[Saved data entries]
-------------------------

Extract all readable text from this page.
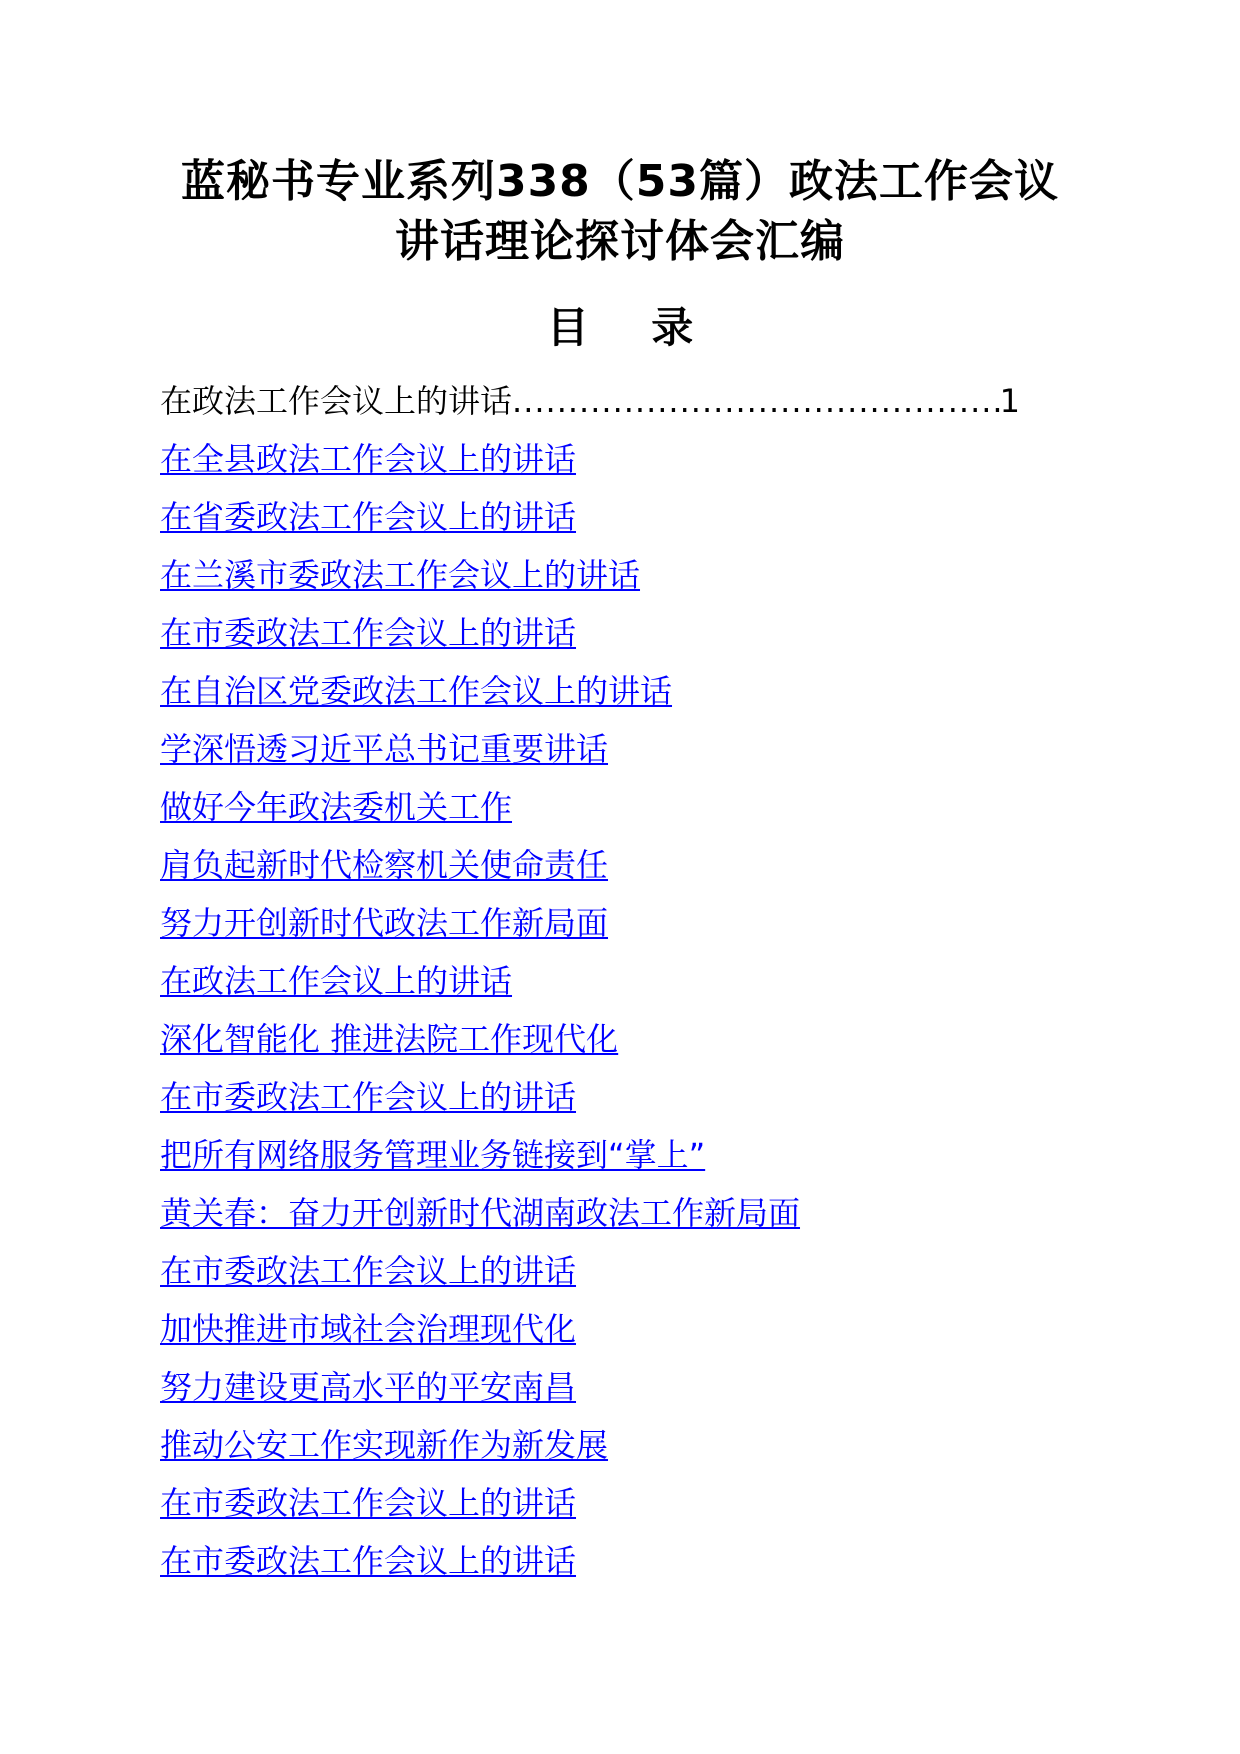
蓝秘书专业系列338（53篇）政法工作会议
讲话理论探讨体会汇编
目 录
在政法工作会议上的讲话
.....	1
在全县政法工作会议上的讲话
在省委政法工作会议上的讲话
在兰溪市委政法工作会议上的讲话
在市委政法工作会议上的讲话
在自治区党委政法工作会议上的讲话
学深悟透习近平总书记重要讲话
做好今年政法委机关工作
肩负起新时代检察机关使命责任
努力开创新时代政法工作新局面
在政法工作会议上的讲话
深化智能化 推进法院工作现代化
在市委政法工作会议上的讲话
把所有网络服务管理业务链接到“掌上”
黄关春：奋力开创新时代湖南政法工作新局面
在市委政法工作会议上的讲话
加快推进市域社会治理现代化
努力建设更高水平的平安南昌
推动公安工作实现新作为新发展
在市委政法工作会议上的讲话
在市委政法工作会议上的讲话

-------------------------

Transcribe the records word for word and include no pictures.

Extract all readable text from this page.
蓝秘书专业系列338（53篇）政法工作会议
讲话理论探讨体会汇编
目 录
在政法工作会议上的讲话
.....	1
在全县政法工作会议上的讲话
在省委政法工作会议上的讲话
在兰溪市委政法工作会议上的讲话
在市委政法工作会议上的讲话
在自治区党委政法工作会议上的讲话
学深悟透习近平总书记重要讲话
做好今年政法委机关工作
肩负起新时代检察机关使命责任
努力开创新时代政法工作新局面
在政法工作会议上的讲话
深化智能化 推进法院工作现代化
在市委政法工作会议上的讲话
把所有网络服务管理业务链接到“掌上”
黄关春：奋力开创新时代湖南政法工作新局面
在市委政法工作会议上的讲话
加快推进市域社会治理现代化
努力建设更高水平的平安南昌
推动公安工作实现新作为新发展
在市委政法工作会议上的讲话
在市委政法工作会议上的讲话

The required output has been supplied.